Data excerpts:

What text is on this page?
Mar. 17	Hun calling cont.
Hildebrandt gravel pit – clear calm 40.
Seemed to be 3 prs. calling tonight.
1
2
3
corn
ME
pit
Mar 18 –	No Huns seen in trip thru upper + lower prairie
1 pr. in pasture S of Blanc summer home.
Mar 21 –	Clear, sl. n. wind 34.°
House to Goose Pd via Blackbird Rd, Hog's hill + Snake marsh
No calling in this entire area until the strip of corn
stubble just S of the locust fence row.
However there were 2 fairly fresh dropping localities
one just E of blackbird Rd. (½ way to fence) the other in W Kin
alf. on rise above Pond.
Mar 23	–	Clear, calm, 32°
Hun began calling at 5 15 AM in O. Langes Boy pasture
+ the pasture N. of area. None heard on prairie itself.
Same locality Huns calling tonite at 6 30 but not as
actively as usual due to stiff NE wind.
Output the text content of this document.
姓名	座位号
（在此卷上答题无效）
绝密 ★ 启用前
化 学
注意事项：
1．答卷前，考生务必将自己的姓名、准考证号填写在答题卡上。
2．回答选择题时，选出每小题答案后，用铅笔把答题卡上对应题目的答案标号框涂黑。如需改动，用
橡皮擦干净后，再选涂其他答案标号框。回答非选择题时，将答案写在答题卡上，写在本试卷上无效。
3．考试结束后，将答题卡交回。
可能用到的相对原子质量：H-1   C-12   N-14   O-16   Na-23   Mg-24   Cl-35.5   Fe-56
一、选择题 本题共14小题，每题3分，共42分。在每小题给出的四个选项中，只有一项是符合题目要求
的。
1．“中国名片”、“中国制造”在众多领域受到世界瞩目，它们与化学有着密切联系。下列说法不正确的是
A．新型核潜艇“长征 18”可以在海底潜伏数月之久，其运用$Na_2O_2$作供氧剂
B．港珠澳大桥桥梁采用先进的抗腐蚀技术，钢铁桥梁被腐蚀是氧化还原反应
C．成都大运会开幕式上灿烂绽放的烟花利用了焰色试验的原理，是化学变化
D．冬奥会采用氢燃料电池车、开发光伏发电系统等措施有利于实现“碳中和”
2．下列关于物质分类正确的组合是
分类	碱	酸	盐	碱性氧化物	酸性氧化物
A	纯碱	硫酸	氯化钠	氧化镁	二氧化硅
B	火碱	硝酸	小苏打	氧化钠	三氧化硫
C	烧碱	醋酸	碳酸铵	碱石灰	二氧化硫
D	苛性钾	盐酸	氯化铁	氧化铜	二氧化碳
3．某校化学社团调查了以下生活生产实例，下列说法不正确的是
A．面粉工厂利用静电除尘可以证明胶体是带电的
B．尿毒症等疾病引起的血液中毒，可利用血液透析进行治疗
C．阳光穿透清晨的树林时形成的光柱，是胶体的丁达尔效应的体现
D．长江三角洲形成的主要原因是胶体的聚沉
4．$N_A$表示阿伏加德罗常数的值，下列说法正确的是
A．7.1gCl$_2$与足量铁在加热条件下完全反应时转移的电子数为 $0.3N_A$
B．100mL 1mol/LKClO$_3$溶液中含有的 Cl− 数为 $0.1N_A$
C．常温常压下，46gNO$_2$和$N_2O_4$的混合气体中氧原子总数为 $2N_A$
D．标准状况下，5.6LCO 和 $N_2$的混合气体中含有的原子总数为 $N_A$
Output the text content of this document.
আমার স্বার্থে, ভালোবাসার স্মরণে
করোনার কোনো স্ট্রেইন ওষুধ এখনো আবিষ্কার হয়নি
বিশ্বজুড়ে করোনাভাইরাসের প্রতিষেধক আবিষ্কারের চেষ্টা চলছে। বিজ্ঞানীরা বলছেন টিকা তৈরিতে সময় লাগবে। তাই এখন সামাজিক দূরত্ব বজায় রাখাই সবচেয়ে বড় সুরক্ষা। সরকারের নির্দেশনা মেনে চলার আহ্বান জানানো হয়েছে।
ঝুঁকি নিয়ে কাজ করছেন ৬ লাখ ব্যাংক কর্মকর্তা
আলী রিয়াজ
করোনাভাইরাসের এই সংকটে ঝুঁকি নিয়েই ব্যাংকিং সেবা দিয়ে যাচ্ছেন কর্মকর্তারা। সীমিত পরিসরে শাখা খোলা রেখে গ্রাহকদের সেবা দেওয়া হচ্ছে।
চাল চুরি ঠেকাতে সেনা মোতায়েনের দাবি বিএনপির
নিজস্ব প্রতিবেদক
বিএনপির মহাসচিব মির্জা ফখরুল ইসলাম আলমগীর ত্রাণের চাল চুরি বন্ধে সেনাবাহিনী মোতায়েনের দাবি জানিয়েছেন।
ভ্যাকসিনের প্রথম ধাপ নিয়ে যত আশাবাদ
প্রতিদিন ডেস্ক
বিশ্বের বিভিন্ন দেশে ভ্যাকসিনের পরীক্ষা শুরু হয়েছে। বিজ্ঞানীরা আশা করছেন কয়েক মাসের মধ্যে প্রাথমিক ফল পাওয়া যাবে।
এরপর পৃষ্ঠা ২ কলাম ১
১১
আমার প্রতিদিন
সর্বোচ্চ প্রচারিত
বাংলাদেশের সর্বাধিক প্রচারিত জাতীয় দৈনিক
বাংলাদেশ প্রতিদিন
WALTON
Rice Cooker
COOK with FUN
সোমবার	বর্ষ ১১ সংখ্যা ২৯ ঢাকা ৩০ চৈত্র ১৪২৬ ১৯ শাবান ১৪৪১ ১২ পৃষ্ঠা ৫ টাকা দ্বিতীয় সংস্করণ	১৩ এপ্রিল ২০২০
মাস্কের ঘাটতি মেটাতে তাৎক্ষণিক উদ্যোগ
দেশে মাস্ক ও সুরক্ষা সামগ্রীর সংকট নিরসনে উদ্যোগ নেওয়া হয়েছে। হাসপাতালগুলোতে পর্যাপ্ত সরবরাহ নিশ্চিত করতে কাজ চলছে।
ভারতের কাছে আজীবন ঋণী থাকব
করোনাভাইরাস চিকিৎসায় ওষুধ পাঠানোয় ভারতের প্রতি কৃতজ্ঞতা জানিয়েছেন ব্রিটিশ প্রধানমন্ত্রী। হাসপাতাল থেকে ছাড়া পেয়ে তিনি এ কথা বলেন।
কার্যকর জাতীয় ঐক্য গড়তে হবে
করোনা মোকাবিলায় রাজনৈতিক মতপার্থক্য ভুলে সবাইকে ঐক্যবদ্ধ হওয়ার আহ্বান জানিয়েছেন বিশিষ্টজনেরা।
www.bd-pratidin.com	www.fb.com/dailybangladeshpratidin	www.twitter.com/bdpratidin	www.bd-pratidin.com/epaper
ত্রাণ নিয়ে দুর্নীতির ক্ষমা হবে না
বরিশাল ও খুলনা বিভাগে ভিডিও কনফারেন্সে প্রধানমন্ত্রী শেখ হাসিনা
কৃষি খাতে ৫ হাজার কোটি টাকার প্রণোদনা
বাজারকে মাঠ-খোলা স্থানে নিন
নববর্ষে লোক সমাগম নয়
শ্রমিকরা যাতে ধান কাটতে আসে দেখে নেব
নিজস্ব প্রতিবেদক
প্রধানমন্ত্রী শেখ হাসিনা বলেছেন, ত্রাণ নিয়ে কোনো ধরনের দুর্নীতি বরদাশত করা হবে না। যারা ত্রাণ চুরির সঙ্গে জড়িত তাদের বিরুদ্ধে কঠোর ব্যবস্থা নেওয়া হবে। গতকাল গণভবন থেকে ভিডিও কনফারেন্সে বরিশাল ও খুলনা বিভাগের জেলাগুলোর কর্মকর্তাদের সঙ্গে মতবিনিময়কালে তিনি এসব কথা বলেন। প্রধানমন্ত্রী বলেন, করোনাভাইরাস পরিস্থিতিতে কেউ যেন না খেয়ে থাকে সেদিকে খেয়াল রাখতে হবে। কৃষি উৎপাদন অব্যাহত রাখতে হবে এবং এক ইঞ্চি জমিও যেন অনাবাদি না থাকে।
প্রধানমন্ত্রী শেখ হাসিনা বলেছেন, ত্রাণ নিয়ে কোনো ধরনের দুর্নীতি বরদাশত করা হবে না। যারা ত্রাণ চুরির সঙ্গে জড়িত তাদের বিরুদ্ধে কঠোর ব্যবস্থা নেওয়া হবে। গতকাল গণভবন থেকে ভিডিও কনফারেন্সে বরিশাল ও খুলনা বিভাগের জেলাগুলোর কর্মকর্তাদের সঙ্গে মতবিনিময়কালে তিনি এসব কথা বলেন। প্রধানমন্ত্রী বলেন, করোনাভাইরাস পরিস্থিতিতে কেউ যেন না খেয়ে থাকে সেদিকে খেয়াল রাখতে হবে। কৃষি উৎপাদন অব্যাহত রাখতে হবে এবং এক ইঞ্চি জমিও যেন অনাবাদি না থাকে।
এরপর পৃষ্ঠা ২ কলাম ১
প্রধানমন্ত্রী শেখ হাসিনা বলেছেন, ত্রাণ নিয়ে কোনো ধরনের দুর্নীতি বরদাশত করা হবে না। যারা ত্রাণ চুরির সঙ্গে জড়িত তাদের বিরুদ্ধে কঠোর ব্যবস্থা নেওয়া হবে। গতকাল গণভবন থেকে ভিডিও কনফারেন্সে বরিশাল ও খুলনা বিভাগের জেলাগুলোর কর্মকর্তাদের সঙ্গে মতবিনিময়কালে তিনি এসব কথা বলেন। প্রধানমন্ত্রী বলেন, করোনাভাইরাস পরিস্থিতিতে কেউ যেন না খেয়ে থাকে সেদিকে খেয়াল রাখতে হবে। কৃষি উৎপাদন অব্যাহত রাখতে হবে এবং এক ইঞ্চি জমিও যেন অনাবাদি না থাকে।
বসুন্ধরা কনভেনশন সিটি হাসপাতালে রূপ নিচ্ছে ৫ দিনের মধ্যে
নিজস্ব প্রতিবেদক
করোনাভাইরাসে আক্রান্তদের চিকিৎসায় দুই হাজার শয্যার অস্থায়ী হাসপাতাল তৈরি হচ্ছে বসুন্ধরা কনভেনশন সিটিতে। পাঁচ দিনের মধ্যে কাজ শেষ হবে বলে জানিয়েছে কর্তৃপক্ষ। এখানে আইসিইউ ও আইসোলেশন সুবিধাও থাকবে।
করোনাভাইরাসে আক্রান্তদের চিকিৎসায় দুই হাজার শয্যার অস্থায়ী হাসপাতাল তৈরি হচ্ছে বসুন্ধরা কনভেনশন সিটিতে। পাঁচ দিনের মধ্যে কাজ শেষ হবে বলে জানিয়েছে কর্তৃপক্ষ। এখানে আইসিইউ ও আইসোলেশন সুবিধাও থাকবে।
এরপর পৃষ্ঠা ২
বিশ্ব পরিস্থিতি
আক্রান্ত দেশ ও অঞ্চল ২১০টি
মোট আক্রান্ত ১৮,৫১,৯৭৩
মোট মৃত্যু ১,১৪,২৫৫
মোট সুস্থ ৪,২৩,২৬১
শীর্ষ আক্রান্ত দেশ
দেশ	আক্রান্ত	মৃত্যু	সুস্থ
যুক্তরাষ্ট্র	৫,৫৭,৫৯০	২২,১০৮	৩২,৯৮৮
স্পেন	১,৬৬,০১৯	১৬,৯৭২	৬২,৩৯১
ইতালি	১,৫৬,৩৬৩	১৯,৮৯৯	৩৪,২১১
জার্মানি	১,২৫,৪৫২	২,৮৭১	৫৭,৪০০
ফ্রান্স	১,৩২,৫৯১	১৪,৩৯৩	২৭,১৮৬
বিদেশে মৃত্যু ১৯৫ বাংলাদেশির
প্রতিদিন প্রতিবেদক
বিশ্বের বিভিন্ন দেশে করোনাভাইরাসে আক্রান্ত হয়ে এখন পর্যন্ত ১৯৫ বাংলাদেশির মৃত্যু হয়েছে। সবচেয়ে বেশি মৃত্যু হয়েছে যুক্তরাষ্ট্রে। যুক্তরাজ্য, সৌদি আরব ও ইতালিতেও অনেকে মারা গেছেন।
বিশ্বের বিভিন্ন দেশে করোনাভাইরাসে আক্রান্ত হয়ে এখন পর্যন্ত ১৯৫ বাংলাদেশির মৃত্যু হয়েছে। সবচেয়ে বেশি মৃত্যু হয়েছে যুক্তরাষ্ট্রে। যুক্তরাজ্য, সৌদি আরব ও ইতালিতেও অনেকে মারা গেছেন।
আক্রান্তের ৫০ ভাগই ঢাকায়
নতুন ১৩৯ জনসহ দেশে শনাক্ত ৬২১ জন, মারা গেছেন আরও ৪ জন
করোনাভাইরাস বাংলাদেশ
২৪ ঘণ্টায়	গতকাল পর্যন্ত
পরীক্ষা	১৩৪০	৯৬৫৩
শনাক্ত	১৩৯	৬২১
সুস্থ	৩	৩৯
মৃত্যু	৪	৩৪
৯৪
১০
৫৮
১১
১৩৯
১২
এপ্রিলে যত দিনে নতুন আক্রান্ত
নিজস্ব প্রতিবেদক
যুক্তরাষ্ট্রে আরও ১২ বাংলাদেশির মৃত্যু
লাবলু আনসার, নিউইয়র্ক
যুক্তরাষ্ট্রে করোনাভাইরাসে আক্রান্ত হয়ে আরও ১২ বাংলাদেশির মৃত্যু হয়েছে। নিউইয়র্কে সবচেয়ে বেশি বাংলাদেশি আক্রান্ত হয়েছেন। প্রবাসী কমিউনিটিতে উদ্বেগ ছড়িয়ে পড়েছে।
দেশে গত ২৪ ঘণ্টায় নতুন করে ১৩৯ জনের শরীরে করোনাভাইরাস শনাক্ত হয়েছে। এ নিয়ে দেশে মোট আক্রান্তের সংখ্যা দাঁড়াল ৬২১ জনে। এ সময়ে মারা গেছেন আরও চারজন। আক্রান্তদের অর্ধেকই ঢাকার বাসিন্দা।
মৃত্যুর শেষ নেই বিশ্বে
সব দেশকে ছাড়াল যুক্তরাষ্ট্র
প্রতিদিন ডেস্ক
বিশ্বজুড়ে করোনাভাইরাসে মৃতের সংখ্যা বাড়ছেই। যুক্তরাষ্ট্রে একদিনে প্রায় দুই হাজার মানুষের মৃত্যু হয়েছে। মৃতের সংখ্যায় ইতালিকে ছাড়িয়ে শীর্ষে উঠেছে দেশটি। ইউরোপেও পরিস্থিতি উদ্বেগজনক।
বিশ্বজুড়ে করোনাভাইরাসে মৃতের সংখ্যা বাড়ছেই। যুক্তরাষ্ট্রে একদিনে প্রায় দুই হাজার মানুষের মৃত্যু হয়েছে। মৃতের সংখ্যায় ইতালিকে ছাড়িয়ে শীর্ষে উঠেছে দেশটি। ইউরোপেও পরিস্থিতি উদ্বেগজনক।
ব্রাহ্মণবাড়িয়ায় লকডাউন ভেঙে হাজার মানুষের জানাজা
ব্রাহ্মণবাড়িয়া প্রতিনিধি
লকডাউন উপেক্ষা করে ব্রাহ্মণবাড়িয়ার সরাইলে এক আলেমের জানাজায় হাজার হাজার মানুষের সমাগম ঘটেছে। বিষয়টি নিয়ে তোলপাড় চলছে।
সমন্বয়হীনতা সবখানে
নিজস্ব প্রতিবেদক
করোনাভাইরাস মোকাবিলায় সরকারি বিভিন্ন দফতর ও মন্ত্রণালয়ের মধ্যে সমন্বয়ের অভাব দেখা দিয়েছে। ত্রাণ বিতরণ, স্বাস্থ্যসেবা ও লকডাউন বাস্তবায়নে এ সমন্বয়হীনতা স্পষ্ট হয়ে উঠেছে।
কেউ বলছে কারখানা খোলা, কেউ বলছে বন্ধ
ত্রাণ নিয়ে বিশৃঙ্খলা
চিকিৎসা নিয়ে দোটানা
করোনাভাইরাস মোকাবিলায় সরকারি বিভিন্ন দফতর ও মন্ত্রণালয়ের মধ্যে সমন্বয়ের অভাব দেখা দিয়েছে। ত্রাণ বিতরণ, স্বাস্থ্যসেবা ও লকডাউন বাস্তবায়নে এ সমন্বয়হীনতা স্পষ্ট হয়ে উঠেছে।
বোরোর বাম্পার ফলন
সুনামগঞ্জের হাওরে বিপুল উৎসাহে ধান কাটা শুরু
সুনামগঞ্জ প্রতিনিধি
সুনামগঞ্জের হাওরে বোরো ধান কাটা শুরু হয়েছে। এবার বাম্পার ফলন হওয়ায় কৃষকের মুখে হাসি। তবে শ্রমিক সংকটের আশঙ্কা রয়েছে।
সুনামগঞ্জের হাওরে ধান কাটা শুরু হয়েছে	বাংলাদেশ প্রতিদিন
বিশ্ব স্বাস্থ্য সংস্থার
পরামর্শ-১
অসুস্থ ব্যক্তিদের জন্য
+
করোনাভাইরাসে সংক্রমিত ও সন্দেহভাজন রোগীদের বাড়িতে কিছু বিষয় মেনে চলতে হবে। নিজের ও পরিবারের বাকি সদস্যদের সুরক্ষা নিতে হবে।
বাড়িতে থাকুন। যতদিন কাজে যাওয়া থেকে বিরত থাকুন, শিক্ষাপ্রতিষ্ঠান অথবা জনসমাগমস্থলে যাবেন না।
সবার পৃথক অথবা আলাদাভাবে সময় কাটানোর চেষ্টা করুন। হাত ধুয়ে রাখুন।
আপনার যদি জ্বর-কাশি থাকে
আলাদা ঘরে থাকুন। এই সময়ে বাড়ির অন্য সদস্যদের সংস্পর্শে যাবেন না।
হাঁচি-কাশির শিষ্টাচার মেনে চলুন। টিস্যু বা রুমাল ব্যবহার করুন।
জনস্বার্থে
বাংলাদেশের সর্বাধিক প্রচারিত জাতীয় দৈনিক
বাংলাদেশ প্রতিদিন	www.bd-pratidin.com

## The exercise
Check each line above for the string "corn", then copy the ones that have it.

## Right answer
corn
No calling in this entire area until the strip of corn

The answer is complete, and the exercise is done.